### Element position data

────

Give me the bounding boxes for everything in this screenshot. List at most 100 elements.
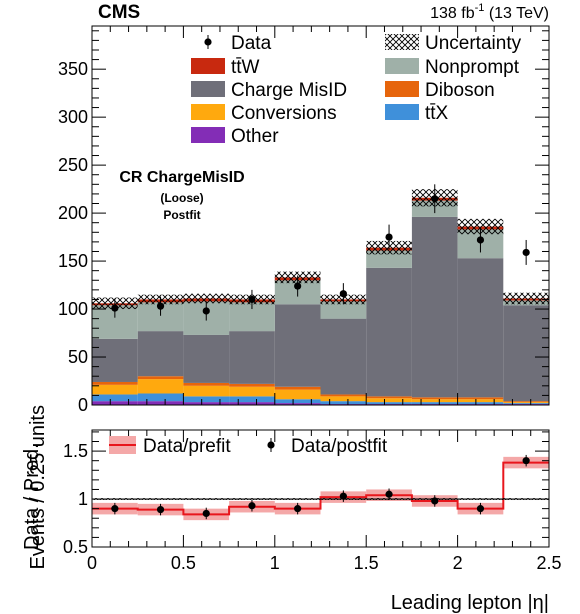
legend-data-marker	[204, 38, 212, 46]
ratio-legend: Data/prefit Data/postfit	[109, 436, 388, 457]
legend-ttbarx-label: tt̄X	[425, 103, 449, 124]
main-y-axis-title: Events / 0.25 units	[27, 405, 49, 570]
ratio-y-axis-title: Data / Pred.	[21, 443, 43, 550]
x-axis-title: Leading lepton |η|	[391, 592, 549, 614]
main-panel: 0 50 100 150 200 250 300 350 Data Uncertainty tt̄…	[27, 25, 550, 570]
ratio-frame	[91, 429, 550, 548]
main-legend: Data Uncertainty tt̄W Nonprompt Charge MisID…	[191, 33, 522, 147]
uncertainty-hatch-8	[457, 218, 504, 235]
bar-conversions-3	[229, 386, 275, 397]
ratio-point-9	[522, 457, 530, 465]
bar-charge-misid-7	[411, 216, 458, 398]
ratio-point-7	[431, 497, 439, 505]
legend-data-label: Data	[231, 33, 272, 54]
ratio-postfit-points	[111, 454, 530, 520]
legend-conversions-label: Conversions	[231, 103, 337, 124]
bar-diboson-1	[137, 376, 184, 380]
legend-data-postfit-marker	[267, 441, 275, 449]
data-point-6	[385, 233, 393, 241]
ratio-y-tick-label-2: 1.5	[63, 441, 88, 461]
x-tick-label-4: 2	[453, 553, 463, 573]
ratio-panel: 0 0.5 1 1.5 2 2.50.511.5 Data/prefit Data/post…	[21, 429, 562, 614]
bar-conversions-6	[366, 398, 412, 403]
data-point-2	[202, 307, 210, 315]
ratio-point-5	[339, 492, 347, 500]
bar-conversions-5	[320, 396, 367, 402]
x-tick-label-1: 0.5	[171, 553, 196, 573]
legend-diboson-label: Diboson	[425, 80, 495, 101]
bar-charge-misid-9	[503, 305, 549, 402]
bar-other-2	[183, 402, 230, 405]
bar-diboson-8	[457, 397, 504, 400]
x-tick-label-0: 0	[87, 553, 97, 573]
legend-conversions-swatch	[191, 104, 225, 120]
ratio-point-8	[476, 505, 485, 513]
data-points	[111, 184, 530, 321]
legend-ttbarx-swatch	[385, 104, 419, 120]
bar-ttbarx-8	[457, 402, 504, 405]
legend-uncertainty-label: Uncertainty	[425, 33, 522, 54]
uncertainty-hatch-2	[183, 293, 230, 304]
bar-charge-misid-4	[274, 304, 321, 387]
ratio-axes: 0 0.5 1 1.5 2 2.50.511.5	[63, 430, 562, 573]
main-frame	[91, 25, 550, 406]
ratio-y-tick-label-0: 0.5	[63, 537, 88, 557]
data-point-9	[522, 248, 530, 257]
y-tick-label-6: 300	[58, 107, 88, 127]
bar-charge-misid-3	[229, 331, 275, 384]
bar-other-0	[92, 401, 138, 405]
bar-diboson-4	[274, 386, 321, 390]
bar-diboson-6	[366, 396, 412, 399]
bar-other-3	[229, 402, 275, 405]
data-point-3	[248, 295, 256, 304]
data-point-1	[156, 302, 165, 310]
bar-ttbarx-0	[92, 394, 138, 402]
bar-nonprompt-5	[320, 301, 367, 319]
legend-data-prefit-label: Data/prefit	[143, 436, 231, 457]
ratio-point-1	[156, 505, 165, 514]
bar-conversions-8	[457, 399, 504, 403]
legend-other-swatch	[191, 127, 225, 143]
luminosity-label: 138 fb-1 (13 TeV)	[430, 2, 549, 22]
region-sublabel-selection: (Loose)	[160, 191, 203, 205]
legend-uncertainty-swatch	[385, 34, 419, 50]
bar-conversions-7	[411, 399, 458, 403]
bar-conversions-0	[92, 384, 138, 395]
x-tick-label-2: 1	[270, 553, 280, 573]
legend-data-postfit-label: Data/postfit	[291, 436, 388, 457]
bar-diboson-2	[183, 382, 230, 386]
bar-diboson-3	[229, 383, 275, 387]
bar-ttbarx-9	[503, 403, 549, 405]
y-tick-label-7: 350	[58, 59, 88, 79]
bar-ttbarx-4	[274, 399, 321, 404]
prefit-line	[92, 461, 549, 516]
bar-other-4	[274, 403, 321, 405]
y-tick-label-2: 100	[58, 299, 88, 319]
legend-ttbarw-label: tt̄W	[231, 57, 260, 78]
bar-diboson-5	[320, 394, 367, 397]
bar-diboson-0	[92, 381, 138, 385]
bar-ttbarx-5	[320, 401, 367, 405]
ratio-point-4	[294, 505, 302, 513]
bar-charge-misid-0	[92, 338, 138, 382]
ratio-point-0	[111, 505, 119, 513]
legend-charge-misid-label: Charge MisID	[231, 80, 347, 101]
y-tick-label-4: 200	[58, 203, 88, 223]
bar-conversions-9	[503, 402, 549, 404]
ratio-point-6	[385, 490, 393, 498]
bar-ttbarx-3	[229, 396, 275, 403]
data-point-0	[111, 304, 119, 312]
ratio-point-2	[202, 509, 210, 518]
bar-ttbarx-1	[137, 393, 184, 402]
ratio-uncertainty-band	[92, 498, 549, 501]
y-tick-label-0: 0	[78, 395, 88, 415]
bar-conversions-2	[183, 385, 230, 397]
bar-charge-misid-1	[137, 331, 184, 377]
y-tick-label-3: 150	[58, 251, 88, 271]
legend-nonprompt-label: Nonprompt	[425, 57, 520, 78]
bar-charge-misid-5	[320, 318, 367, 395]
legend-other-label: Other	[231, 126, 279, 147]
y-tick-label-5: 250	[58, 155, 88, 175]
bar-ttbarx-7	[411, 402, 458, 405]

────

### Written task
In the listing, rename "charge-misid" to "charge-flip" in the lines from the line with "38, 212, 46]" up to and including the line with "397, 504, 400]", and reproduce those lines with all else unchanged.

### Solution to the problem
legend-data-marker	[204, 38, 212, 46]
ratio-legend: Data/prefit Data/postfit	[109, 436, 388, 457]
legend-ttbarx-label: tt̄X	[425, 103, 449, 124]
main-y-axis-title: Events / 0.25 units	[27, 405, 49, 570]
ratio-y-axis-title: Data / Pred.	[21, 443, 43, 550]
x-axis-title: Leading lepton |η|	[391, 592, 549, 614]
main-panel: 0 50 100 150 200 250 300 350 Data Uncertainty tt̄…	[27, 25, 550, 570]
ratio-frame	[91, 429, 550, 548]
main-legend: Data Uncertainty tt̄W Nonprompt Charge MisID…	[191, 33, 522, 147]
uncertainty-hatch-8	[457, 218, 504, 235]
bar-conversions-3	[229, 386, 275, 397]
ratio-point-9	[522, 457, 530, 465]
bar-charge-flip-7	[411, 216, 458, 398]
ratio-point-7	[431, 497, 439, 505]
legend-data-label: Data	[231, 33, 272, 54]
ratio-postfit-points	[111, 454, 530, 520]
legend-conversions-label: Conversions	[231, 103, 337, 124]
bar-diboson-1	[137, 376, 184, 380]
legend-data-postfit-marker	[267, 441, 275, 449]
data-point-6	[385, 233, 393, 241]
ratio-y-tick-label-2: 1.5	[63, 441, 88, 461]
x-tick-label-4: 2	[453, 553, 463, 573]
ratio-panel: 0 0.5 1 1.5 2 2.50.511.5 Data/prefit Data/post…	[21, 429, 562, 614]
bar-conversions-6	[366, 398, 412, 403]
data-point-2	[202, 307, 210, 315]
ratio-point-5	[339, 492, 347, 500]
bar-conversions-5	[320, 396, 367, 402]
x-tick-label-1: 0.5	[171, 553, 196, 573]
legend-diboson-label: Diboson	[425, 80, 495, 101]
bar-charge-flip-9	[503, 305, 549, 402]
bar-other-2	[183, 402, 230, 405]
bar-diboson-8	[457, 397, 504, 400]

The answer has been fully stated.